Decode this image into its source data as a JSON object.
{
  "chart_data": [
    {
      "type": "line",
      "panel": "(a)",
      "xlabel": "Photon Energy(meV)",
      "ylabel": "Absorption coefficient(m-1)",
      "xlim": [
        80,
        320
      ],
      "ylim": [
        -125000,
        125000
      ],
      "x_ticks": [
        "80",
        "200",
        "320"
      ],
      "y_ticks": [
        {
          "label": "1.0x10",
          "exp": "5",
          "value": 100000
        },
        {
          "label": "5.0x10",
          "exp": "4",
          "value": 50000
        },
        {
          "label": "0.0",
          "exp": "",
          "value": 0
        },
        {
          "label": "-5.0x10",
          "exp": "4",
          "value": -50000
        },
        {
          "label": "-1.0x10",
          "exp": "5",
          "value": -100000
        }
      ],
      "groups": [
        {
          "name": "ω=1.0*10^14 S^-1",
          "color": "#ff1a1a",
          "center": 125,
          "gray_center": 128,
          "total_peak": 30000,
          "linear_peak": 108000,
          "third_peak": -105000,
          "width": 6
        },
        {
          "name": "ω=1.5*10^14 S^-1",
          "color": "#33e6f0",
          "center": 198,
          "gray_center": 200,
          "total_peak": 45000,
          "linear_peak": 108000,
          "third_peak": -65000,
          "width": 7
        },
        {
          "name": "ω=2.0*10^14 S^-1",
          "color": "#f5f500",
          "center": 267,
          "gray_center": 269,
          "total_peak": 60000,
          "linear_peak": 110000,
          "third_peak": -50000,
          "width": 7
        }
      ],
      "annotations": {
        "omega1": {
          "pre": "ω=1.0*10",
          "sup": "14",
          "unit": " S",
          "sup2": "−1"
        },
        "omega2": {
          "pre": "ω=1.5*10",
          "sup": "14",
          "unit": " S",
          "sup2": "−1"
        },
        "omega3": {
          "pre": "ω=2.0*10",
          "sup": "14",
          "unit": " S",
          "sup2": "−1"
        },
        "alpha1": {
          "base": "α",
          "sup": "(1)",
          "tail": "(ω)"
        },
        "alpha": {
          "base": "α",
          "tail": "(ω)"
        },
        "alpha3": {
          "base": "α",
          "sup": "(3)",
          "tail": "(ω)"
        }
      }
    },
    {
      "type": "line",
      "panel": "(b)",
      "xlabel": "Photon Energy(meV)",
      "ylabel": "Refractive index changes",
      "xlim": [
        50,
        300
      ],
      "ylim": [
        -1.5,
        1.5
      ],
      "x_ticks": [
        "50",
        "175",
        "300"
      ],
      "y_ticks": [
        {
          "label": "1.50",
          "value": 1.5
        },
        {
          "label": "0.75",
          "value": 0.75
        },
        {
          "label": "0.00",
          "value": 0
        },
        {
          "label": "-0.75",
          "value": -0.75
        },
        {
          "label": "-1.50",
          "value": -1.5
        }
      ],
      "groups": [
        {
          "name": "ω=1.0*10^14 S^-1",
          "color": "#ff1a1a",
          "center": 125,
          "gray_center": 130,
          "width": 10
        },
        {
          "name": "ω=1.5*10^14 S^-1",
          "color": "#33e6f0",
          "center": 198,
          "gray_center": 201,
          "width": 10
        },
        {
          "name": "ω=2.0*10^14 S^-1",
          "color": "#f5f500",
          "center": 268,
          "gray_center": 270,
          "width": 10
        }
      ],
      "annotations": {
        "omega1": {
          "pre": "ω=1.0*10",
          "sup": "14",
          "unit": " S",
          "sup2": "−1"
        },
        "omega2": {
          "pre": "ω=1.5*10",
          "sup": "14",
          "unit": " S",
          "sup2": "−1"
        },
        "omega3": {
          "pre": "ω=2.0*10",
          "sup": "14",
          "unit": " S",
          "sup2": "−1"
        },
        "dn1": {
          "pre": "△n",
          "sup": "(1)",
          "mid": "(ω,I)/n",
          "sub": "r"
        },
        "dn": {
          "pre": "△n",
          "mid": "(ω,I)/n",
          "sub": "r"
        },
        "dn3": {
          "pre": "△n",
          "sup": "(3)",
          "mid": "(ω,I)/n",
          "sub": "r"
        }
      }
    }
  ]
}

......

WORK TO DO:
Exactly as written, please output every entry.

THE REPLY:
Decode this image into its source data as a JSON object.
{
  "chart_data": [
    {
      "type": "line",
      "panel": "(a)",
      "xlabel": "Photon Energy(meV)",
      "ylabel": "Absorption coefficient(m-1)",
      "xlim": [
        80,
        320
      ],
      "ylim": [
        -125000,
        125000
      ],
      "x_ticks": [
        "80",
        "200",
        "320"
      ],
      "y_ticks": [
        {
          "label": "1.0x10",
          "exp": "5",
          "value": 100000
        },
        {
          "label": "5.0x10",
          "exp": "4",
          "value": 50000
        },
        {
          "label": "0.0",
          "exp": "",
          "value": 0
        },
        {
          "label": "-5.0x10",
          "exp": "4",
          "value": -50000
        },
        {
          "label": "-1.0x10",
          "exp": "5",
          "value": -100000
        }
      ],
      "groups": [
        {
          "name": "ω=1.0*10^14 S^-1",
          "color": "#ff1a1a",
          "center": 125,
          "gray_center": 128,
          "total_peak": 30000,
          "linear_peak": 108000,
          "third_peak": -105000,
          "width": 6
        },
        {
          "name": "ω=1.5*10^14 S^-1",
          "color": "#33e6f0",
          "center": 198,
          "gray_center": 200,
          "total_peak": 45000,
          "linear_peak": 108000,
          "third_peak": -65000,
          "width": 7
        },
        {
          "name": "ω=2.0*10^14 S^-1",
          "color": "#f5f500",
          "center": 267,
          "gray_center": 269,
          "total_peak": 60000,
          "linear_peak": 110000,
          "third_peak": -50000,
          "width": 7
        }
      ],
      "annotations": {
        "omega1": {
          "pre": "ω=1.0*10",
          "sup": "14",
          "unit": " S",
          "sup2": "−1"
        },
        "omega2": {
          "pre": "ω=1.5*10",
          "sup": "14",
          "unit": " S",
          "sup2": "−1"
        },
        "omega3": {
          "pre": "ω=2.0*10",
          "sup": "14",
          "unit": " S",
          "sup2": "−1"
        },
        "alpha1": {
          "base": "α",
          "sup": "(1)",
          "tail": "(ω)"
        },
        "alpha": {
          "base": "α",
          "tail": "(ω)"
        },
        "alpha3": {
          "base": "α",
          "sup": "(3)",
          "tail": "(ω)"
        }
      }
    },
    {
      "type": "line",
      "panel": "(b)",
      "xlabel": "Photon Energy(meV)",
      "ylabel": "Refractive index changes",
      "xlim": [
        50,
        300
      ],
      "ylim": [
        -1.5,
        1.5
      ],
      "x_ticks": [
        "50",
        "175",
        "300"
      ],
      "y_ticks": [
        {
          "label": "1.50",
          "value": 1.5
        },
        {
          "label": "0.75",
          "value": 0.75
        },
        {
          "label": "0.00",
          "value": 0
        },
        {
          "label": "-0.75",
          "value": -0.75
        },
        {
          "label": "-1.50",
          "value": -1.5
        }
      ],
      "groups": [
        {
          "name": "ω=1.0*10^14 S^-1",
          "color": "#ff1a1a",
          "center": 125,
          "gray_center": 130,
          "width": 10
        },
        {
          "name": "ω=1.5*10^14 S^-1",
          "color": "#33e6f0",
          "center": 198,
          "gray_center": 201,
          "width": 10
        },
        {
          "name": "ω=2.0*10^14 S^-1",
          "color": "#f5f500",
          "center": 268,
          "gray_center": 270,
          "width": 10
        }
      ],
      "annotations": {
        "omega1": {
          "pre": "ω=1.0*10",
          "sup": "14",
          "unit": " S",
          "sup2": "−1"
        },
        "omega2": {
          "pre": "ω=1.5*10",
          "sup": "14",
          "unit": " S",
          "sup2": "−1"
        },
        "omega3": {
          "pre": "ω=2.0*10",
          "sup": "14",
          "unit": " S",
          "sup2": "−1"
        },
        "dn1": {
          "pre": "△n",
          "sup": "(1)",
          "mid": "(ω,I)/n",
          "sub": "r"
        },
        "dn": {
          "pre": "△n",
          "mid": "(ω,I)/n",
          "sub": "r"
        },
        "dn3": {
          "pre": "△n",
          "sup": "(3)",
          "mid": "(ω,I)/n",
          "sub": "r"
        }
      }
    }
  ]
}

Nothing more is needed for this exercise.